TASK REQUIREMENTS: Output the data below in full, byte for byte. Nothing may differ.

STORED DATA:
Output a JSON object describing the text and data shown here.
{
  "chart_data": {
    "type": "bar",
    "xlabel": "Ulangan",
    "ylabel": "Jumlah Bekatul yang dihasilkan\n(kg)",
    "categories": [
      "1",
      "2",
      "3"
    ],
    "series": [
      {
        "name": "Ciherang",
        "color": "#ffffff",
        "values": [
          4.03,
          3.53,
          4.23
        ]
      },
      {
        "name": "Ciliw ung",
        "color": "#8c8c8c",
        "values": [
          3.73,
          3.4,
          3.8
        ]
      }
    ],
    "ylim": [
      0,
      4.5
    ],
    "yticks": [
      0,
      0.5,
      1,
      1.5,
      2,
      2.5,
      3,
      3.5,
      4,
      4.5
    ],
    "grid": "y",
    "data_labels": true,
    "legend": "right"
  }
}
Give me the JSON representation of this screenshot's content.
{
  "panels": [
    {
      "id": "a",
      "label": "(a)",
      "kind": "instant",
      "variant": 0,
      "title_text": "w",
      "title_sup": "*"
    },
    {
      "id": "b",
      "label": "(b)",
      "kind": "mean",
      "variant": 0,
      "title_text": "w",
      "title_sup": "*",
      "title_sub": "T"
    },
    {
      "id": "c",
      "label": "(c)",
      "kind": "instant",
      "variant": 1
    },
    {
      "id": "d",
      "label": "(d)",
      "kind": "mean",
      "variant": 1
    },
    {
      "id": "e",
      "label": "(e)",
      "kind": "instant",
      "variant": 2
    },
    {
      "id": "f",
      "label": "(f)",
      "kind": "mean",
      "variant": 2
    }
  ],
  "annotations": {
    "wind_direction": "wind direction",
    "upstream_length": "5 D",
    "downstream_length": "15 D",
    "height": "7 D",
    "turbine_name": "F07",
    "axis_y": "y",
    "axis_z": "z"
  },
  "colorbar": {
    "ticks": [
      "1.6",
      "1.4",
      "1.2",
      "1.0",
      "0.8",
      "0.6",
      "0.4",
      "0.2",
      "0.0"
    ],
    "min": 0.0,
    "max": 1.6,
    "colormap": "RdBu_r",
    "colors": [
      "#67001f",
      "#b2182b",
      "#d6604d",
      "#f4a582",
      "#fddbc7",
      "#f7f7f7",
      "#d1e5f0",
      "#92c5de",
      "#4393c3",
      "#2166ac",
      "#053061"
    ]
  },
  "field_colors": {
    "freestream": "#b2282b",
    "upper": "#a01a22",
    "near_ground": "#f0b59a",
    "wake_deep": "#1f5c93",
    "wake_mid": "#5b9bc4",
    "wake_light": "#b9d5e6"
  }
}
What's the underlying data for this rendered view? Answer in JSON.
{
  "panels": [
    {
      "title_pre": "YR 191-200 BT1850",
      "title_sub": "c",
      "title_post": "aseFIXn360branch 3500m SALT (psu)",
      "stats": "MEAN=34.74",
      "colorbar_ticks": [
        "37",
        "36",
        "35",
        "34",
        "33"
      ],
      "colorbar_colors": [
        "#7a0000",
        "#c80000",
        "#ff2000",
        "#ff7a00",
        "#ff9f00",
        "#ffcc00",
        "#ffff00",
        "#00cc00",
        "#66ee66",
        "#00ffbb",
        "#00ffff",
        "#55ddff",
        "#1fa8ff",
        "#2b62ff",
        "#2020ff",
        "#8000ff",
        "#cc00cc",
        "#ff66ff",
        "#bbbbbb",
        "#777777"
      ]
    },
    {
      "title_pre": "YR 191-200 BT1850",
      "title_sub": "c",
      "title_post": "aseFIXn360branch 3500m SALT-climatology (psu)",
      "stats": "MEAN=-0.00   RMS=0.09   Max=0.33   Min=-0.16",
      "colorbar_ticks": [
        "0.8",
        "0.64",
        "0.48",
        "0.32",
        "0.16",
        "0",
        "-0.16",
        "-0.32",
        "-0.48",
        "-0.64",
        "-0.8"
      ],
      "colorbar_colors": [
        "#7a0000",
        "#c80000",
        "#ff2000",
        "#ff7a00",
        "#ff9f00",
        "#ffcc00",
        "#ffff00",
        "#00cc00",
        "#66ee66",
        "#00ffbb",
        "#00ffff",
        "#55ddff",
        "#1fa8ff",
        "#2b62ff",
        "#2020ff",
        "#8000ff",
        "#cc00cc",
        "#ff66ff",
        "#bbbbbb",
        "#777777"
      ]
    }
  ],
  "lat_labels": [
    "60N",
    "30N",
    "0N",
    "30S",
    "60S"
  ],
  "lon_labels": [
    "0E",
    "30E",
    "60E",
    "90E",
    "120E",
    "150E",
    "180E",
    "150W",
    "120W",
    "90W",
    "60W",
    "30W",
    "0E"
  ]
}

EXPECTED ANSWER:
Output a JSON object describing the text and data shown here.
{
  "chart_data": {
    "type": "bar",
    "xlabel": "Ulangan",
    "ylabel": "Jumlah Bekatul yang dihasilkan\n(kg)",
    "categories": [
      "1",
      "2",
      "3"
    ],
    "series": [
      {
        "name": "Ciherang",
        "color": "#ffffff",
        "values": [
          4.03,
          3.53,
          4.23
        ]
      },
      {
        "name": "Ciliw ung",
        "color": "#8c8c8c",
        "values": [
          3.73,
          3.4,
          3.8
        ]
      }
    ],
    "ylim": [
      0,
      4.5
    ],
    "yticks": [
      0,
      0.5,
      1,
      1.5,
      2,
      2.5,
      3,
      3.5,
      4,
      4.5
    ],
    "grid": "y",
    "data_labels": true,
    "legend": "right"
  }
}
Give me the JSON representation of this screenshot's content.
{
  "panels": [
    {
      "id": "a",
      "label": "(a)",
      "kind": "instant",
      "variant": 0,
      "title_text": "w",
      "title_sup": "*"
    },
    {
      "id": "b",
      "label": "(b)",
      "kind": "mean",
      "variant": 0,
      "title_text": "w",
      "title_sup": "*",
      "title_sub": "T"
    },
    {
      "id": "c",
      "label": "(c)",
      "kind": "instant",
      "variant": 1
    },
    {
      "id": "d",
      "label": "(d)",
      "kind": "mean",
      "variant": 1
    },
    {
      "id": "e",
      "label": "(e)",
      "kind": "instant",
      "variant": 2
    },
    {
      "id": "f",
      "label": "(f)",
      "kind": "mean",
      "variant": 2
    }
  ],
  "annotations": {
    "wind_direction": "wind direction",
    "upstream_length": "5 D",
    "downstream_length": "15 D",
    "height": "7 D",
    "turbine_name": "F07",
    "axis_y": "y",
    "axis_z": "z"
  },
  "colorbar": {
    "ticks": [
      "1.6",
      "1.4",
      "1.2",
      "1.0",
      "0.8",
      "0.6",
      "0.4",
      "0.2",
      "0.0"
    ],
    "min": 0.0,
    "max": 1.6,
    "colormap": "RdBu_r",
    "colors": [
      "#67001f",
      "#b2182b",
      "#d6604d",
      "#f4a582",
      "#fddbc7",
      "#f7f7f7",
      "#d1e5f0",
      "#92c5de",
      "#4393c3",
      "#2166ac",
      "#053061"
    ]
  },
  "field_colors": {
    "freestream": "#b2282b",
    "upper": "#a01a22",
    "near_ground": "#f0b59a",
    "wake_deep": "#1f5c93",
    "wake_mid": "#5b9bc4",
    "wake_light": "#b9d5e6"
  }
}
What's the underlying data for this rendered view? Answer in JSON.
{
  "panels": [
    {
      "title_pre": "YR 191-200 BT1850",
      "title_sub": "c",
      "title_post": "aseFIXn360branch 3500m SALT (psu)",
      "stats": "MEAN=34.74",
      "colorbar_ticks": [
        "37",
        "36",
        "35",
        "34",
        "33"
      ],
      "colorbar_colors": [
        "#7a0000",
        "#c80000",
        "#ff2000",
        "#ff7a00",
        "#ff9f00",
        "#ffcc00",
        "#ffff00",
        "#00cc00",
        "#66ee66",
        "#00ffbb",
        "#00ffff",
        "#55ddff",
        "#1fa8ff",
        "#2b62ff",
        "#2020ff",
        "#8000ff",
        "#cc00cc",
        "#ff66ff",
        "#bbbbbb",
        "#777777"
      ]
    },
    {
      "title_pre": "YR 191-200 BT1850",
      "title_sub": "c",
      "title_post": "aseFIXn360branch 3500m SALT-climatology (psu)",
      "stats": "MEAN=-0.00   RMS=0.09   Max=0.33   Min=-0.16",
      "colorbar_ticks": [
        "0.8",
        "0.64",
        "0.48",
        "0.32",
        "0.16",
        "0",
        "-0.16",
        "-0.32",
        "-0.48",
        "-0.64",
        "-0.8"
      ],
      "colorbar_colors": [
        "#7a0000",
        "#c80000",
        "#ff2000",
        "#ff7a00",
        "#ff9f00",
        "#ffcc00",
        "#ffff00",
        "#00cc00",
        "#66ee66",
        "#00ffbb",
        "#00ffff",
        "#55ddff",
        "#1fa8ff",
        "#2b62ff",
        "#2020ff",
        "#8000ff",
        "#cc00cc",
        "#ff66ff",
        "#bbbbbb",
        "#777777"
      ]
    }
  ],
  "lat_labels": [
    "60N",
    "30N",
    "0N",
    "30S",
    "60S"
  ],
  "lon_labels": [
    "0E",
    "30E",
    "60E",
    "90E",
    "120E",
    "150E",
    "180E",
    "150W",
    "120W",
    "90W",
    "60W",
    "30W",
    "0E"
  ]
}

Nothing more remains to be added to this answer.